### Task requirements
How many lines of the records contain the string "hotspot"? Case counts; reply with the number only.

### Dataset excerpts
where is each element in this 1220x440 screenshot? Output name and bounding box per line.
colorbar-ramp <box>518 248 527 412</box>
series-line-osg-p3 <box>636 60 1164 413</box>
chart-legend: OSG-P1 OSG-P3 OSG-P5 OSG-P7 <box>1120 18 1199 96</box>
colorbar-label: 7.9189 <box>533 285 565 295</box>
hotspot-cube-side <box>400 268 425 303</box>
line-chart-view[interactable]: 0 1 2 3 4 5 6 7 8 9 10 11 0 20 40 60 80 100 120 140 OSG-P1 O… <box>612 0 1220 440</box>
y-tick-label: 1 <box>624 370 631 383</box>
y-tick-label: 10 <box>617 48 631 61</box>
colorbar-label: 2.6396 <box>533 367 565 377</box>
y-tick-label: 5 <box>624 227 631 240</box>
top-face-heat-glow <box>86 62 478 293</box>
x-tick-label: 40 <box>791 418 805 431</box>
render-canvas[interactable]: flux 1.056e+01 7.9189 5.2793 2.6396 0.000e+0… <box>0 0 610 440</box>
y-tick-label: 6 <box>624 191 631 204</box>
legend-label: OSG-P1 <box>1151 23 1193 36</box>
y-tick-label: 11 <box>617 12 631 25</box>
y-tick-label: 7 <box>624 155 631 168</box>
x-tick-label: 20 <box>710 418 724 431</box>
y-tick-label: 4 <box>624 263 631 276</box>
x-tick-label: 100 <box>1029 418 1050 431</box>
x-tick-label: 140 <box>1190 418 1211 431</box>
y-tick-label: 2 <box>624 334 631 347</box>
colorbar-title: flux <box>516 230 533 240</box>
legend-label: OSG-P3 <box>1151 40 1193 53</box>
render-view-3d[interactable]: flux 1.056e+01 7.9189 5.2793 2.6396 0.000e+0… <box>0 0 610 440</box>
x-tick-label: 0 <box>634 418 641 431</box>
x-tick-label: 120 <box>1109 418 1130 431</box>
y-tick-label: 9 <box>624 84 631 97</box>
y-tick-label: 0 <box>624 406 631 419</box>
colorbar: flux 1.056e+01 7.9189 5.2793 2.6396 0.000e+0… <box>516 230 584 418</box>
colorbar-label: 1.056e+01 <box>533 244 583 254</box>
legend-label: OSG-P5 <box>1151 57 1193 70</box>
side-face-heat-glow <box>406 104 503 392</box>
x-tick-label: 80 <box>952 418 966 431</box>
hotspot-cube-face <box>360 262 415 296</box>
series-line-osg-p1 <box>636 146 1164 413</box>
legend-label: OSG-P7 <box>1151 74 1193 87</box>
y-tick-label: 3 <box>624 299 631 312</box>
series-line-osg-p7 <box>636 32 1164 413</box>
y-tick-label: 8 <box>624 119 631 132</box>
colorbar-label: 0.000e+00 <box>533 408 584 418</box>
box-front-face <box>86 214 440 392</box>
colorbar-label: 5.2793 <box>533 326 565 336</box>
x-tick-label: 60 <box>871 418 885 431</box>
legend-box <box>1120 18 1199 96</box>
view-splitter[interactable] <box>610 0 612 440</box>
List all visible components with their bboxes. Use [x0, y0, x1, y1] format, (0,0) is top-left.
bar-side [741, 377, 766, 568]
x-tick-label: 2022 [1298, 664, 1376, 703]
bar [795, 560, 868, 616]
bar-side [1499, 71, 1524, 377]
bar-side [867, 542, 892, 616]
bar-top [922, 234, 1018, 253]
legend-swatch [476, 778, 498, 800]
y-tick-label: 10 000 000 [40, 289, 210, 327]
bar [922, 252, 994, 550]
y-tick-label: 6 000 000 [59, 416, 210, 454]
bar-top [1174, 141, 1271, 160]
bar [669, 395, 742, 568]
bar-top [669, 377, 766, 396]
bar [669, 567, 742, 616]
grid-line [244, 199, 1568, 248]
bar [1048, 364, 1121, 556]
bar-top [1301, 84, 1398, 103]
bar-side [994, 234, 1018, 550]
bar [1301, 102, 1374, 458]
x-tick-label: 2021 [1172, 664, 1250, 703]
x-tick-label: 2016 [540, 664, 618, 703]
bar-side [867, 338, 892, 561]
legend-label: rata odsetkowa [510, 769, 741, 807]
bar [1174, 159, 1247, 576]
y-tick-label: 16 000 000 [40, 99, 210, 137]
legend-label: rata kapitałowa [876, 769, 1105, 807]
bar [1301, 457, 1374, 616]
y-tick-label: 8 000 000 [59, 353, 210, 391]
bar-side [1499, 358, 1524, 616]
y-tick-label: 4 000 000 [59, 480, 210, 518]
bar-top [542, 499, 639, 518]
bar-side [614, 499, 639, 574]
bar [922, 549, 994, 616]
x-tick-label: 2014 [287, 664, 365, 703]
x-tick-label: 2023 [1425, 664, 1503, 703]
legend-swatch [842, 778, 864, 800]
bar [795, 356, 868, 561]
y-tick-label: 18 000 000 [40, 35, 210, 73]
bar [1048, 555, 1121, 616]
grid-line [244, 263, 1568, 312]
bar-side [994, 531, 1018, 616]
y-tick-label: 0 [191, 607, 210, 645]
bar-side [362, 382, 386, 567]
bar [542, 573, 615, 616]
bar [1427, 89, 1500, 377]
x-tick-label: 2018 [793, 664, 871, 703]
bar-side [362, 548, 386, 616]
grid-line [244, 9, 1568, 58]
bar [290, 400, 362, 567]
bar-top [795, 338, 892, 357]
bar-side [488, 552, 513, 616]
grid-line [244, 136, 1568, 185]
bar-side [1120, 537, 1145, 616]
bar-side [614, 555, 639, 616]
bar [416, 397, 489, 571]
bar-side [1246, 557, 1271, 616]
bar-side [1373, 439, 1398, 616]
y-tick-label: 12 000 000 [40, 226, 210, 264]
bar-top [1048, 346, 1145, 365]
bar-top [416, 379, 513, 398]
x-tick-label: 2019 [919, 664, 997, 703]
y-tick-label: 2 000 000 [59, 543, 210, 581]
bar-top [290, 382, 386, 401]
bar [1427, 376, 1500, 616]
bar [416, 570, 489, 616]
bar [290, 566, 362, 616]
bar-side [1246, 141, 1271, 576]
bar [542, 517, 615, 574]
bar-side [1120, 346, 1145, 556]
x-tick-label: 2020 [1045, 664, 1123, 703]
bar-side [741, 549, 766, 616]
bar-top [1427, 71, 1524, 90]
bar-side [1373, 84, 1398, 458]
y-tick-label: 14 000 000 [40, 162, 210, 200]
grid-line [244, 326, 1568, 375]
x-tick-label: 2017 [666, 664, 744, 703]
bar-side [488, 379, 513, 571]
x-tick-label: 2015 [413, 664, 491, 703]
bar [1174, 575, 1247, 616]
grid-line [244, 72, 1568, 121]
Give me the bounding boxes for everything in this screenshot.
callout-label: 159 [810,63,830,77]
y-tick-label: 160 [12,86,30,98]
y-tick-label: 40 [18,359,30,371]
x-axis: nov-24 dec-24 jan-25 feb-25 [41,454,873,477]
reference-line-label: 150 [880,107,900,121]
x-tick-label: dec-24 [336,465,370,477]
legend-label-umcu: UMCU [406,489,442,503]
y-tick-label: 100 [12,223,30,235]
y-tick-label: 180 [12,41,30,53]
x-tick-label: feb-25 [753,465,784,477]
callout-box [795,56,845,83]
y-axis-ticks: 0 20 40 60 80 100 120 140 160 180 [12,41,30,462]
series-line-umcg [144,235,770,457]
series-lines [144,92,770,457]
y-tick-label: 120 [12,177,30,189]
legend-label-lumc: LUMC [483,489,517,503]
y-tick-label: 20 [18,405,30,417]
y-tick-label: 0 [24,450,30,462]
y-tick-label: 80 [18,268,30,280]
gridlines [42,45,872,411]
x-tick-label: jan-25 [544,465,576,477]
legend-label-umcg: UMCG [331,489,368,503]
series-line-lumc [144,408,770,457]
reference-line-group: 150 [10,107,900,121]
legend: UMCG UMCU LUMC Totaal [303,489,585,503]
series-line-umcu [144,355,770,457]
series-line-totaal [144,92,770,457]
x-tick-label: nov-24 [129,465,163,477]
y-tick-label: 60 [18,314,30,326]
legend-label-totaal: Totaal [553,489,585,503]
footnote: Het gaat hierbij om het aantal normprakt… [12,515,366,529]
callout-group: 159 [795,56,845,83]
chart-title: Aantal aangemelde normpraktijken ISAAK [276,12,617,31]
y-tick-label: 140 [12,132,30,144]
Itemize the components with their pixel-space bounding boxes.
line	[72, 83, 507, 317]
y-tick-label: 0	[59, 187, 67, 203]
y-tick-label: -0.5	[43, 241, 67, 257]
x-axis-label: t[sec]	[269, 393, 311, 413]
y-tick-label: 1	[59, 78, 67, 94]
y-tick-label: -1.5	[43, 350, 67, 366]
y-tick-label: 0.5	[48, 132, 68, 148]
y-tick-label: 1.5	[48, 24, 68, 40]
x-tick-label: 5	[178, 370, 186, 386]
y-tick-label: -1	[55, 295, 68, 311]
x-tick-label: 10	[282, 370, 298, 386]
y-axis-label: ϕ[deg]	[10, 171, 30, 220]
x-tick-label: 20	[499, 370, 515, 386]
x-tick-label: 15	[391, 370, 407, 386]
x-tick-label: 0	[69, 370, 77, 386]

### Exercise solution
2